§ **Work instructions**: List all lines in the material below that contain "uncontrolled".

++++++++++++++++++++

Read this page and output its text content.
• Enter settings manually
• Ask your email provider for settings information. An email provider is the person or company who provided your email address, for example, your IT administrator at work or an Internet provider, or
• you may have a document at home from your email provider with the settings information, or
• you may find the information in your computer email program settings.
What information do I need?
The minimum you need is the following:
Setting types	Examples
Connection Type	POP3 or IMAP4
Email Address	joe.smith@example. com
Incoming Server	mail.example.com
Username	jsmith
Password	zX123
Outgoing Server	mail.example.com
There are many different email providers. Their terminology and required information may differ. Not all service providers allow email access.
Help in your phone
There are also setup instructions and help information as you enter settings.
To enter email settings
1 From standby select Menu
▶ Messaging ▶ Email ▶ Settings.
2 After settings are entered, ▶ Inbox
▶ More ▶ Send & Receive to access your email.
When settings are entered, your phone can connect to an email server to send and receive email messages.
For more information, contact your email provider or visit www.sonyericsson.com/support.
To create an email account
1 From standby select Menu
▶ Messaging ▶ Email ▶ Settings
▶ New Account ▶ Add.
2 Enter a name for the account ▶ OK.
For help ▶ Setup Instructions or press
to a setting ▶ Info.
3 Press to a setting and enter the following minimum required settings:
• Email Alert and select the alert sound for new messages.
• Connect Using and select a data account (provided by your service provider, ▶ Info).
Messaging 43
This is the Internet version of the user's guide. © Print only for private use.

++++++++++++++++++++

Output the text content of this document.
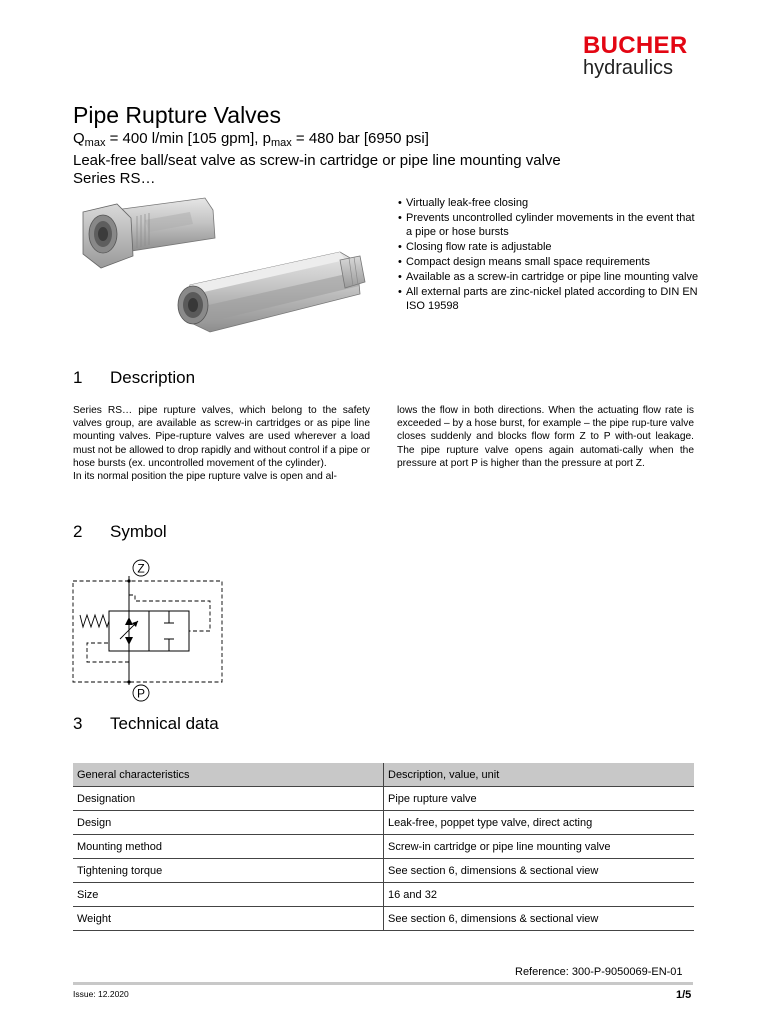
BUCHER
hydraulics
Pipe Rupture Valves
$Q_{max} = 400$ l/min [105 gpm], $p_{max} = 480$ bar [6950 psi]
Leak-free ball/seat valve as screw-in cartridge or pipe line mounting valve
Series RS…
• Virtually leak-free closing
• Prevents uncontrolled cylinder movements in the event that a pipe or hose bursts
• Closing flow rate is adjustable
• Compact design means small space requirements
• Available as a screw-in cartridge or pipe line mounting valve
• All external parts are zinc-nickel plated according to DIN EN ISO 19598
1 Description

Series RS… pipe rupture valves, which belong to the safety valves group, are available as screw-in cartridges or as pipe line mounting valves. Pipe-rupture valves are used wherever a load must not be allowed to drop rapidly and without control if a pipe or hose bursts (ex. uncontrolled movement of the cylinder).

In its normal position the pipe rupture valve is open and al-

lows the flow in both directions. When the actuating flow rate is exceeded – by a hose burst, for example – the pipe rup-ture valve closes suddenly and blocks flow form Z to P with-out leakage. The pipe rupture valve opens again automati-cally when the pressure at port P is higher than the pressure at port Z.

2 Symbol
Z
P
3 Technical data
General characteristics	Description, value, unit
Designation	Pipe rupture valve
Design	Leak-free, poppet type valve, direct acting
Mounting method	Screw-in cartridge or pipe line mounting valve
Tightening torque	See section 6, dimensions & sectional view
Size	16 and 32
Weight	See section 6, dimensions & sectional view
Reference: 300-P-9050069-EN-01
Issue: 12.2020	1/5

++++++++++++++++++++

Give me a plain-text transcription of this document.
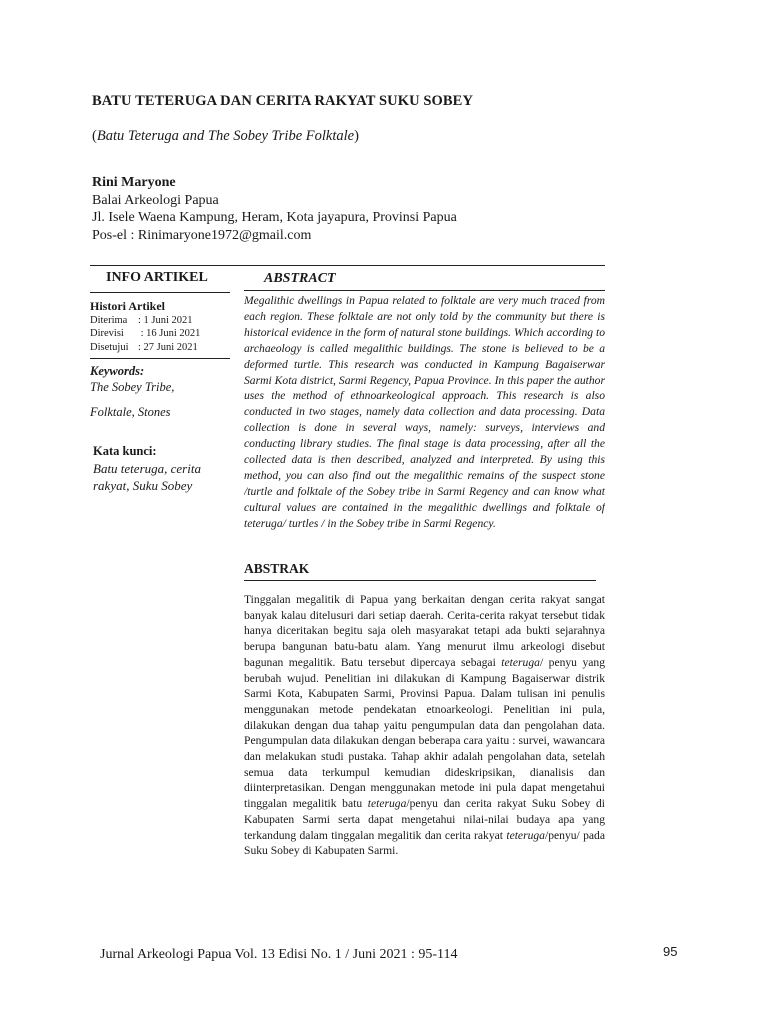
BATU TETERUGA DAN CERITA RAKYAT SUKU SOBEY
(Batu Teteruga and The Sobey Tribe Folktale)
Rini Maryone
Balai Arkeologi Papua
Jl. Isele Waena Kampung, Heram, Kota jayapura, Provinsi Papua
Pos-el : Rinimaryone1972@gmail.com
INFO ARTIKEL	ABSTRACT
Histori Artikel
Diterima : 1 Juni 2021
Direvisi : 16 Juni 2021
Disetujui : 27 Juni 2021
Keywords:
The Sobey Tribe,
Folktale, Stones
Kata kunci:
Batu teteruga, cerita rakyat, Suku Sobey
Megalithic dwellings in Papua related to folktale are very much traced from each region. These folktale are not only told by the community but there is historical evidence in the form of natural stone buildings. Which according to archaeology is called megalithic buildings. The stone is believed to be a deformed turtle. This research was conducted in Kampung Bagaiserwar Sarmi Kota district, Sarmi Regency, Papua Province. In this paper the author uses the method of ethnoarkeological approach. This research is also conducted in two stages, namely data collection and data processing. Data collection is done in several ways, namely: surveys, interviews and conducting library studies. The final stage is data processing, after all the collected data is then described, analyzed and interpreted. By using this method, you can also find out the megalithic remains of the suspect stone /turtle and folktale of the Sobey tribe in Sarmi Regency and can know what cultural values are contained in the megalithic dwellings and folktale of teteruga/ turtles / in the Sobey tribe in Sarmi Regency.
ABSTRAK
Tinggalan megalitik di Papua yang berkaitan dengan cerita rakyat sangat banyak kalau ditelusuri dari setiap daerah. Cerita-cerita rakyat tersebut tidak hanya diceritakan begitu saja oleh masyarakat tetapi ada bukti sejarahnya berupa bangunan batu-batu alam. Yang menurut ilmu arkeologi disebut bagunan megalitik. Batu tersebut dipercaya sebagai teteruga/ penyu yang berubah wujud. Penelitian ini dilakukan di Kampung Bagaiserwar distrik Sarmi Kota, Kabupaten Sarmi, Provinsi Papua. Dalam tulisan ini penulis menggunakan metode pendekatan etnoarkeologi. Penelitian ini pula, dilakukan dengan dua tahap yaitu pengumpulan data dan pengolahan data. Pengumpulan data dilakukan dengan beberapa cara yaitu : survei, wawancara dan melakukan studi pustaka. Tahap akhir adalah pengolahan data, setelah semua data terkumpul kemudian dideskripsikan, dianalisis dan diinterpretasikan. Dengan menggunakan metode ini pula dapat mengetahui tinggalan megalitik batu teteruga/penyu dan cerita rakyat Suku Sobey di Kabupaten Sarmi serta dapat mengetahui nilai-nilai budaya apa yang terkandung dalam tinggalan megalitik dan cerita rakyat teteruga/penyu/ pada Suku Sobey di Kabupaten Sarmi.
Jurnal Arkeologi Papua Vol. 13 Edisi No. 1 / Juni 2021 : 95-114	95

++++++++++++++++++++

§ **Response**:
• Prevents uncontrolled cylinder movements in the event that a pipe or hose bursts
Series RS… pipe rupture valves, which belong to the safety valves group, are available as screw-in cartridges or as pipe line mounting valves. Pipe-rupture valves are used wherever a load must not be allowed to drop rapidly and without control if a pipe or hose bursts (ex. uncontrolled movement of the cylinder).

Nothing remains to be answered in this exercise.